### JOB
All of the lines below are to be transcribed faithfully, with pictures excluded from the copy.

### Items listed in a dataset
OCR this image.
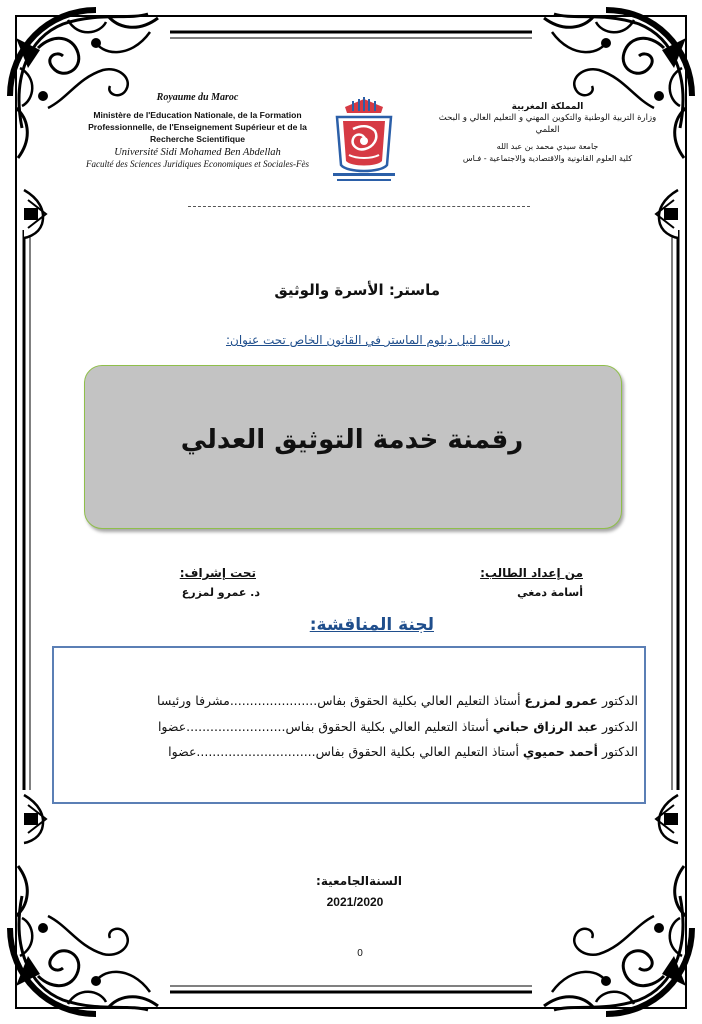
Royaume du Maroc
Ministère de l'Education Nationale, de la Formation Professionnelle, de l'Enseignement Supérieur et de la Recherche Scientifique
Université Sidi Mohamed Ben Abdellah
Faculté des Sciences Juridiques Economiques et Sociales-Fès
المملكة المغربية
وزارة التربية الوطنية والتكوين المهني و التعليم العالي و البحث العلمي
جامعة سيدي محمد بن عبد الله
كلية العلوم القانونية والاقتصادية والاجتماعية - فـاس
ماستر: الأسرة والوثيق
رسالة لنيل دبلوم الماستر في القانون الخاص تحت عنوان:
رقمنة خدمة التوثيق العدلي
من إعداد الطالب:
أسامة دمغي
تحت إشراف:
د. عمرو لمزرع
لجنة المناقشة:
الدكتور عمرو لمزرع أستاذ التعليم العالي بكلية الحقوق بفاس......................مشرفا ورئيسا
الدكتور عبد الرزاق حباني أستاذ التعليم العالي بكلية الحقوق بفاس.........................عضوا
الدكتور أحمد حميوي أستاذ التعليم العالي بكلية الحقوق بفاس..............................عضوا
السنةالجامعية:
2021/2020
0
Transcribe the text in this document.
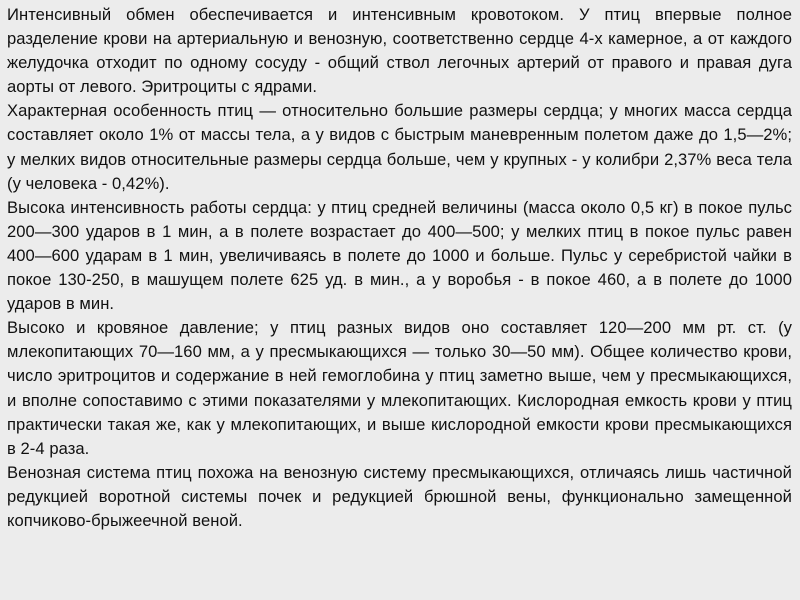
Интенсивный обмен обеспечивается и интенсивным кровотоком. У птиц впервые полное разделение крови на артериальную и венозную, соответственно сердце 4-х камерное, а от каждого желудочка отходит по одному сосуду - общий ствол легочных артерий от правого и правая дуга аорты от левого. Эритроциты с ядрами.

Характерная особенность птиц — относительно большие размеры сердца; у многих масса сердца составляет около 1% от массы тела, а у видов с быстрым маневренным полетом даже до 1,5—2%; у мелких видов относительные размеры сердца больше, чем у крупных - у колибри 2,37% веса тела (у человека - 0,42%).

Высока интенсивность работы сердца: у птиц средней величины (масса около 0,5 кг) в покое пульс 200—300 ударов в 1 мин, а в полете возрастает до 400—500; у мелких птиц в покое пульс равен 400—600 ударам в 1 мин, увеличиваясь в полете до 1000 и больше. Пульс у серебристой чайки в покое 130-250, в машущем полете 625 уд. в мин., а у воробья - в покое 460, а в полете до 1000 ударов в мин.

Высоко и кровяное давление; у птиц разных видов оно составляет 120—200 мм рт. ст. (у млекопитающих 70—160 мм, а у пресмыкающихся — только 30—50 мм). Общее количество крови, число эритроцитов и содержание в ней гемоглобина у птиц заметно выше, чем у пресмыкающихся, и вполне сопоставимо с этими показателями у млекопитающих. Кислородная емкость крови у птиц практически такая же, как у млекопитающих, и выше кислородной емкости крови пресмыкающихся в 2-4 раза.

Венозная система птиц похожа на венозную систему пресмыкающихся, отличаясь лишь частичной редукцией воротной системы почек и редукцией брюшной вены, функционально замещенной копчиково-брыжеечной веной.
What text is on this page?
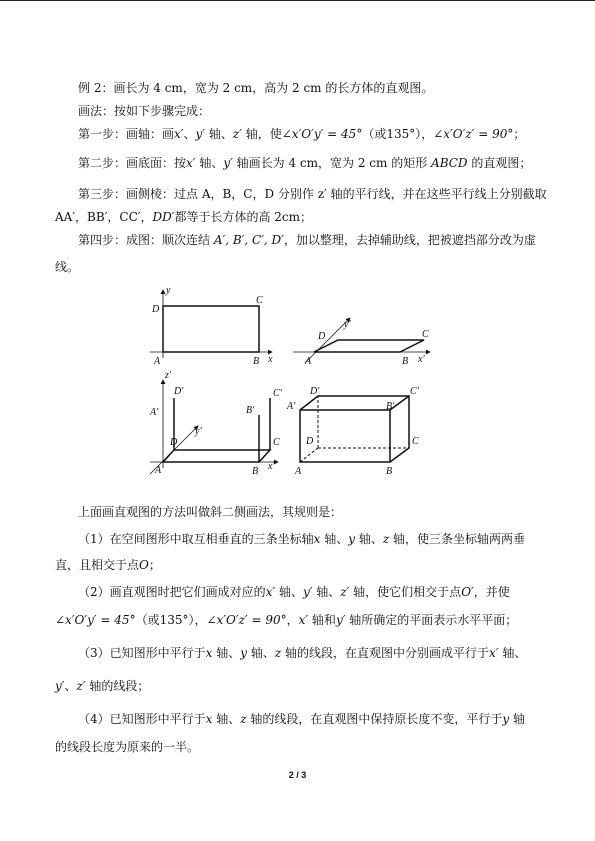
例 2：画长为 4 cm，宽为 2 cm，高为 2 cm 的长方体的直观图。
画法：按如下步骤完成：
第一步：画轴：画x′、y′ 轴、z′ 轴，使∠x′O′y′ = 45°（或135°），∠x′O′z′ = 90°；
第二步：画底面：按x′ 轴、y′ 轴画长为 4 cm，宽为 2 cm 的矩形 ABCD 的直观图；
第三步：画侧棱：过点 A，B，C，D 分别作 z′ 轴的平行线，并在这些平行线上分别截取
AA′，BB′，CC′，DD′都等于长方体的高 2cm；
第四步：成图：顺次连结 A′, B′, C′, D′，加以整理，去掉辅助线，把被遮挡部分改为虚
线。
y
D
C
A	B x
y′
D	C
A	B x′
z′
D′
A′	B′
C′
y′
D	C
A	B x′
D′	C′
A′	B′
D	C
A	B
上面画直观图的方法叫做斜二侧画法，其规则是：
（1）在空间图形中取互相垂直的三条坐标轴x 轴、y 轴、z 轴，使三条坐标轴两两垂
直，且相交于点O；
（2）画直观图时把它们画成对应的x′ 轴、y′ 轴、z′ 轴，使它们相交于点O′，并使
∠x′O′y′ = 45°（或135°），∠x′O′z′ = 90°，x′ 轴和y′ 轴所确定的平面表示水平平面；
（3）已知图形中平行于x 轴、y 轴、z 轴的线段，在直观图中分别画成平行于x′ 轴、
y′、z′ 轴的线段；
（4）已知图形中平行于x 轴、z 轴的线段，在直观图中保持原长度不变，平行于y 轴
的线段长度为原来的一半。
2 / 3
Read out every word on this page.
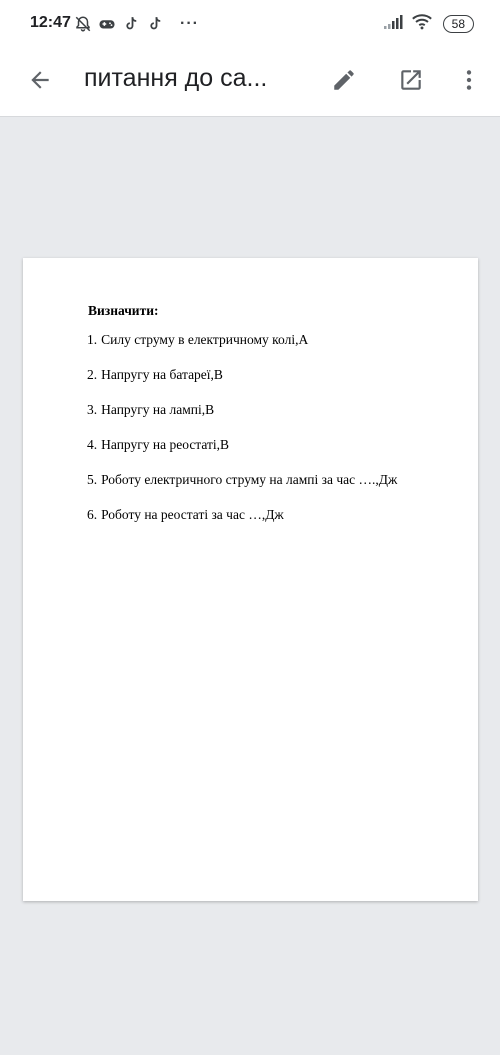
12:47	···	58
питання до са...
Визначити:
1. Силу струму в електричному колі,А
2. Напругу на батареї,В
3. Напругу на лампі,В
4. Напругу на реостаті,В
5. Роботу електричного струму на лампі за час ….,Дж
6. Роботу на реостаті за час …,Дж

### SOLUTION TO THE EXERCISE
OCR this image.
Royaume du Maroc
Ministère de l'Education Nationale, de la Formation Professionnelle, de l'Enseignement Supérieur et de la Recherche Scientifique
Université Sidi Mohamed Ben Abdellah
Faculté des Sciences Juridiques Economiques et Sociales-Fès
المملكة المغربية
وزارة التربية الوطنية والتكوين المهني و التعليم العالي و البحث العلمي
جامعة سيدي محمد بن عبد الله
كلية العلوم القانونية والاقتصادية والاجتماعية - فـاس
ماستر: الأسرة والوثيق
رسالة لنيل دبلوم الماستر في القانون الخاص تحت عنوان:
رقمنة خدمة التوثيق العدلي
من إعداد الطالب:
أسامة دمغي
تحت إشراف:
د. عمرو لمزرع
لجنة المناقشة:
الدكتور عمرو لمزرع أستاذ التعليم العالي بكلية الحقوق بفاس......................مشرفا ورئيسا
الدكتور عبد الرزاق حباني أستاذ التعليم العالي بكلية الحقوق بفاس.........................عضوا
الدكتور أحمد حميوي أستاذ التعليم العالي بكلية الحقوق بفاس..............................عضوا
السنةالجامعية:
2021/2020
0
Transcribe the text in this document.
Интенсивный обмен обеспечивается и интенсивным кровотоком. У птиц впервые полное разделение крови на артериальную и венозную, соответственно сердце 4-х камерное, а от каждого желудочка отходит по одному сосуду - общий ствол легочных артерий от правого и правая дуга аорты от левого. Эритроциты с ядрами.

Характерная особенность птиц — относительно большие размеры сердца; у многих масса сердца составляет около 1% от массы тела, а у видов с быстрым маневренным полетом даже до 1,5—2%; у мелких видов относительные размеры сердца больше, чем у крупных - у колибри 2,37% веса тела (у человека - 0,42%).

Высока интенсивность работы сердца: у птиц средней величины (масса около 0,5 кг) в покое пульс 200—300 ударов в 1 мин, а в полете возрастает до 400—500; у мелких птиц в покое пульс равен 400—600 ударам в 1 мин, увеличиваясь в полете до 1000 и больше. Пульс у серебристой чайки в покое 130-250, в машущем полете 625 уд. в мин., а у воробья - в покое 460, а в полете до 1000 ударов в мин.

Высоко и кровяное давление; у птиц разных видов оно составляет 120—200 мм рт. ст. (у млекопитающих 70—160 мм, а у пресмыкающихся — только 30—50 мм). Общее количество крови, число эритроцитов и содержание в ней гемоглобина у птиц заметно выше, чем у пресмыкающихся, и вполне сопоставимо с этими показателями у млекопитающих. Кислородная емкость крови у птиц практически такая же, как у млекопитающих, и выше кислородной емкости крови пресмыкающихся в 2-4 раза.

Венозная система птиц похожа на венозную систему пресмыкающихся, отличаясь лишь частичной редукцией воротной системы почек и редукцией брюшной вены, функционально замещенной копчиково-брыжеечной веной.
What text is on this page?
例 2：画长为 4 cm，宽为 2 cm，高为 2 cm 的长方体的直观图。
画法：按如下步骤完成：
第一步：画轴：画x′、y′ 轴、z′ 轴，使∠x′O′y′ = 45°（或135°），∠x′O′z′ = 90°；
第二步：画底面：按x′ 轴、y′ 轴画长为 4 cm，宽为 2 cm 的矩形 ABCD 的直观图；
第三步：画侧棱：过点 A，B，C，D 分别作 z′ 轴的平行线，并在这些平行线上分别截取
AA′，BB′，CC′，DD′都等于长方体的高 2cm；
第四步：成图：顺次连结 A′, B′, C′, D′，加以整理，去掉辅助线，把被遮挡部分改为虚
线。
y
D
C
A	B x
y′
D	C
A	B x′
z′
D′
A′	B′
C′
y′
D	C
A	B x′
D′	C′
A′	B′
D	C
A	B
上面画直观图的方法叫做斜二侧画法，其规则是：
（1）在空间图形中取互相垂直的三条坐标轴x 轴、y 轴、z 轴，使三条坐标轴两两垂
直，且相交于点O；
（2）画直观图时把它们画成对应的x′ 轴、y′ 轴、z′ 轴，使它们相交于点O′，并使
∠x′O′y′ = 45°（或135°），∠x′O′z′ = 90°，x′ 轴和y′ 轴所确定的平面表示水平平面；
（3）已知图形中平行于x 轴、y 轴、z 轴的线段，在直观图中分别画成平行于x′ 轴、
y′、z′ 轴的线段；
（4）已知图形中平行于x 轴、z 轴的线段，在直观图中保持原长度不变，平行于y 轴
的线段长度为原来的一半。
2 / 3
Read out every word on this page.
12:47	···	58
питання до са...
Визначити:
1. Силу струму в електричному колі,А
2. Напругу на батареї,В
3. Напругу на лампі,В
4. Напругу на реостаті,В
5. Роботу електричного струму на лампі за час ….,Дж
6. Роботу на реостаті за час …,Дж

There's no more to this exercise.